— EXTRACTED MATERIAL —
---*---

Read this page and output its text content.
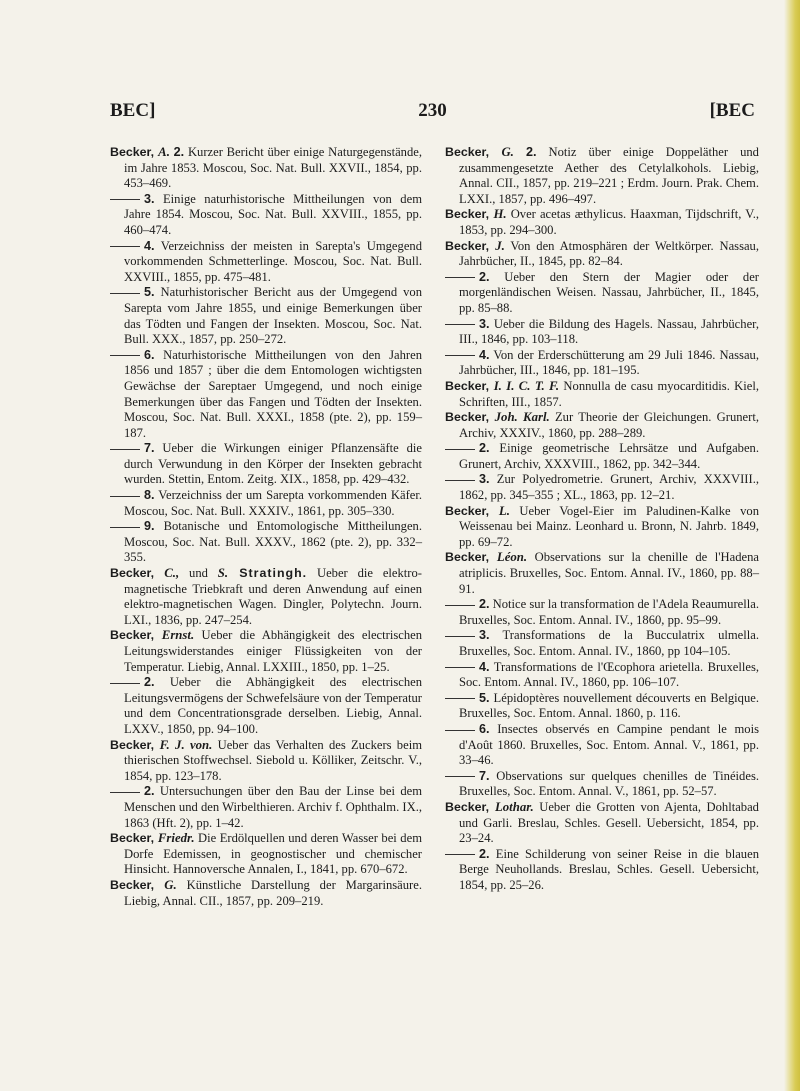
BEC]	230	[BEC

Becker, A. 2. Kurzer Bericht über einige Naturgegenstände, im Jahre 1853. Moscou, Soc. Nat. Bull. XXVII., 1854, pp. 453–469.

3. Einige naturhistorische Mittheilungen von dem Jahre 1854. Moscou, Soc. Nat. Bull. XXVIII., 1855, pp. 460–474.

4. Verzeichniss der meisten in Sarepta's Umgegend vorkommenden Schmetterlinge. Moscou, Soc. Nat. Bull. XXVIII., 1855, pp. 475–481.

5. Naturhistorischer Bericht aus der Umgegend von Sarepta vom Jahre 1855, und einige Bemerkungen über das Tödten und Fangen der Insekten. Moscou, Soc. Nat. Bull. XXX., 1857, pp. 250–272.

6. Naturhistorische Mittheilungen von den Jahren 1856 und 1857 ; über die dem Entomologen wichtigsten Gewächse der Sareptaer Umgegend, und noch einige Bemerkungen über das Fangen und Tödten der Insekten. Moscou, Soc. Nat. Bull. XXXI., 1858 (pte. 2), pp. 159–187.

7. Ueber die Wirkungen einiger Pflanzensäfte die durch Verwundung in den Körper der Insekten gebracht wurden. Stettin, Entom. Zeitg. XIX., 1858, pp. 429–432.

8. Verzeichniss der um Sarepta vorkommenden Käfer. Moscou, Soc. Nat. Bull. XXXIV., 1861, pp. 305–330.

9. Botanische und Entomologische Mittheilungen. Moscou, Soc. Nat. Bull. XXXV., 1862 (pte. 2), pp. 332–355.

Becker, C., und S. Stratingh. Ueber die elektro-magnetische Triebkraft und deren Anwendung auf einen elektro-magnetischen Wagen. Dingler, Polytechn. Journ. LXI., 1836, pp. 247–254.

Becker, Ernst. Ueber die Abhängigkeit des electrischen Leitungswiderstandes einiger Flüssigkeiten von der Temperatur. Liebig, Annal. LXXIII., 1850, pp. 1–25.

2. Ueber die Abhängigkeit des electrischen Leitungsvermögens der Schwefelsäure von der Temperatur und dem Concentrationsgrade derselben. Liebig, Annal. LXXV., 1850, pp. 94–100.

Becker, F. J. von. Ueber das Verhalten des Zuckers beim thierischen Stoffwechsel. Siebold u. Kölliker, Zeitschr. V., 1854, pp. 123–178.

2. Untersuchungen über den Bau der Linse bei dem Menschen und den Wirbelthieren. Archiv f. Ophthalm. IX., 1863 (Hft. 2), pp. 1–42.

Becker, Friedr. Die Erdölquellen und deren Wasser bei dem Dorfe Edemissen, in geognostischer und chemischer Hinsicht. Hannoversche Annalen, I., 1841, pp. 670–672.

Becker, G. Künstliche Darstellung der Margarinsäure. Liebig, Annal. CII., 1857, pp. 209–219.

Becker, G. 2. Notiz über einige Doppeläther und zusammengesetzte Aether des Cetylalkohols. Liebig, Annal. CII., 1857, pp. 219–221 ; Erdm. Journ. Prak. Chem. LXXI., 1857, pp. 496–497.

Becker, H. Over acetas æthylicus. Haaxman, Tijdschrift, V., 1853, pp. 294–300.

Becker, J. Von den Atmosphären der Weltkörper. Nassau, Jahrbücher, II., 1845, pp. 82–84.

2. Ueber den Stern der Magier oder der morgenländischen Weisen. Nassau, Jahrbücher, II., 1845, pp. 85–88.

3. Ueber die Bildung des Hagels. Nassau, Jahrbücher, III., 1846, pp. 103–118.

4. Von der Erderschütterung am 29 Juli 1846. Nassau, Jahrbücher, III., 1846, pp. 181–195.

Becker, I. I. C. T. F. Nonnulla de casu myocarditidis. Kiel, Schriften, III., 1857.

Becker, Joh. Karl. Zur Theorie der Gleichungen. Grunert, Archiv, XXXIV., 1860, pp. 288–289.

2. Einige geometrische Lehrsätze und Aufgaben. Grunert, Archiv, XXXVIII., 1862, pp. 342–344.

3. Zur Polyedrometrie. Grunert, Archiv, XXXVIII., 1862, pp. 345–355 ; XL., 1863, pp. 12–21.

Becker, L. Ueber Vogel-Eier im Paludinen-Kalke von Weissenau bei Mainz. Leonhard u. Bronn, N. Jahrb. 1849, pp. 69–72.

Becker, Léon. Observations sur la chenille de l'Hadena atriplicis. Bruxelles, Soc. Entom. Annal. IV., 1860, pp. 88–91.

2. Notice sur la transformation de l'Adela Reaumurella. Bruxelles, Soc. Entom. Annal. IV., 1860, pp. 95–99.

3. Transformations de la Bucculatrix ulmella. Bruxelles, Soc. Entom. Annal. IV., 1860, pp 104–105.

4. Transformations de l'Œcophora arietella. Bruxelles, Soc. Entom. Annal. IV., 1860, pp. 106–107.

5. Lépidoptères nouvellement découverts en Belgique. Bruxelles, Soc. Entom. Annal. 1860, p. 116.

6. Insectes observés en Campine pendant le mois d'Août 1860. Bruxelles, Soc. Entom. Annal. V., 1861, pp. 33–46.

7. Observations sur quelques chenilles de Tinéides. Bruxelles, Soc. Entom. Annal. V., 1861, pp. 52–57.

Becker, Lothar. Ueber die Grotten von Ajenta, Dohltabad und Garli. Breslau, Schles. Gesell. Uebersicht, 1854, pp. 23–24.

2. Eine Schilderung von seiner Reise in die blauen Berge Neuhollands. Breslau, Schles. Gesell. Uebersicht, 1854, pp. 25–26.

---*---

— JOB —
Output all the records, word for word, with no pictures in the copy.

— SOLUTION TO THIS EXERCISE —
Read this page and output its text content.
BEC]	230	[BEC

Becker, A. 2. Kurzer Bericht über einige Naturgegenstände, im Jahre 1853. Moscou, Soc. Nat. Bull. XXVII., 1854, pp. 453–469.

3. Einige naturhistorische Mittheilungen von dem Jahre 1854. Moscou, Soc. Nat. Bull. XXVIII., 1855, pp. 460–474.

4. Verzeichniss der meisten in Sarepta's Umgegend vorkommenden Schmetterlinge. Moscou, Soc. Nat. Bull. XXVIII., 1855, pp. 475–481.

5. Naturhistorischer Bericht aus der Umgegend von Sarepta vom Jahre 1855, und einige Bemerkungen über das Tödten und Fangen der Insekten. Moscou, Soc. Nat. Bull. XXX., 1857, pp. 250–272.

6. Naturhistorische Mittheilungen von den Jahren 1856 und 1857 ; über die dem Entomologen wichtigsten Gewächse der Sareptaer Umgegend, und noch einige Bemerkungen über das Fangen und Tödten der Insekten. Moscou, Soc. Nat. Bull. XXXI., 1858 (pte. 2), pp. 159–187.

7. Ueber die Wirkungen einiger Pflanzensäfte die durch Verwundung in den Körper der Insekten gebracht wurden. Stettin, Entom. Zeitg. XIX., 1858, pp. 429–432.

8. Verzeichniss der um Sarepta vorkommenden Käfer. Moscou, Soc. Nat. Bull. XXXIV., 1861, pp. 305–330.

9. Botanische und Entomologische Mittheilungen. Moscou, Soc. Nat. Bull. XXXV., 1862 (pte. 2), pp. 332–355.

Becker, C., und S. Stratingh. Ueber die elektro-magnetische Triebkraft und deren Anwendung auf einen elektro-magnetischen Wagen. Dingler, Polytechn. Journ. LXI., 1836, pp. 247–254.

Becker, Ernst. Ueber die Abhängigkeit des electrischen Leitungswiderstandes einiger Flüssigkeiten von der Temperatur. Liebig, Annal. LXXIII., 1850, pp. 1–25.

2. Ueber die Abhängigkeit des electrischen Leitungsvermögens der Schwefelsäure von der Temperatur und dem Concentrationsgrade derselben. Liebig, Annal. LXXV., 1850, pp. 94–100.

Becker, F. J. von. Ueber das Verhalten des Zuckers beim thierischen Stoffwechsel. Siebold u. Kölliker, Zeitschr. V., 1854, pp. 123–178.

2. Untersuchungen über den Bau der Linse bei dem Menschen und den Wirbelthieren. Archiv f. Ophthalm. IX., 1863 (Hft. 2), pp. 1–42.

Becker, Friedr. Die Erdölquellen und deren Wasser bei dem Dorfe Edemissen, in geognostischer und chemischer Hinsicht. Hannoversche Annalen, I., 1841, pp. 670–672.

Becker, G. Künstliche Darstellung der Margarinsäure. Liebig, Annal. CII., 1857, pp. 209–219.

Becker, G. 2. Notiz über einige Doppeläther und zusammengesetzte Aether des Cetylalkohols. Liebig, Annal. CII., 1857, pp. 219–221 ; Erdm. Journ. Prak. Chem. LXXI., 1857, pp. 496–497.

Becker, H. Over acetas æthylicus. Haaxman, Tijdschrift, V., 1853, pp. 294–300.

Becker, J. Von den Atmosphären der Weltkörper. Nassau, Jahrbücher, II., 1845, pp. 82–84.

2. Ueber den Stern der Magier oder der morgenländischen Weisen. Nassau, Jahrbücher, II., 1845, pp. 85–88.

3. Ueber die Bildung des Hagels. Nassau, Jahrbücher, III., 1846, pp. 103–118.

4. Von der Erderschütterung am 29 Juli 1846. Nassau, Jahrbücher, III., 1846, pp. 181–195.

Becker, I. I. C. T. F. Nonnulla de casu myocarditidis. Kiel, Schriften, III., 1857.

Becker, Joh. Karl. Zur Theorie der Gleichungen. Grunert, Archiv, XXXIV., 1860, pp. 288–289.

2. Einige geometrische Lehrsätze und Aufgaben. Grunert, Archiv, XXXVIII., 1862, pp. 342–344.

3. Zur Polyedrometrie. Grunert, Archiv, XXXVIII., 1862, pp. 345–355 ; XL., 1863, pp. 12–21.

Becker, L. Ueber Vogel-Eier im Paludinen-Kalke von Weissenau bei Mainz. Leonhard u. Bronn, N. Jahrb. 1849, pp. 69–72.

Becker, Léon. Observations sur la chenille de l'Hadena atriplicis. Bruxelles, Soc. Entom. Annal. IV., 1860, pp. 88–91.

2. Notice sur la transformation de l'Adela Reaumurella. Bruxelles, Soc. Entom. Annal. IV., 1860, pp. 95–99.

3. Transformations de la Bucculatrix ulmella. Bruxelles, Soc. Entom. Annal. IV., 1860, pp 104–105.

4. Transformations de l'Œcophora arietella. Bruxelles, Soc. Entom. Annal. IV., 1860, pp. 106–107.

5. Lépidoptères nouvellement découverts en Belgique. Bruxelles, Soc. Entom. Annal. 1860, p. 116.

6. Insectes observés en Campine pendant le mois d'Août 1860. Bruxelles, Soc. Entom. Annal. V., 1861, pp. 33–46.

7. Observations sur quelques chenilles de Tinéides. Bruxelles, Soc. Entom. Annal. V., 1861, pp. 52–57.

Becker, Lothar. Ueber die Grotten von Ajenta, Dohltabad und Garli. Breslau, Schles. Gesell. Uebersicht, 1854, pp. 23–24.

2. Eine Schilderung von seiner Reise in die blauen Berge Neuhollands. Breslau, Schles. Gesell. Uebersicht, 1854, pp. 25–26.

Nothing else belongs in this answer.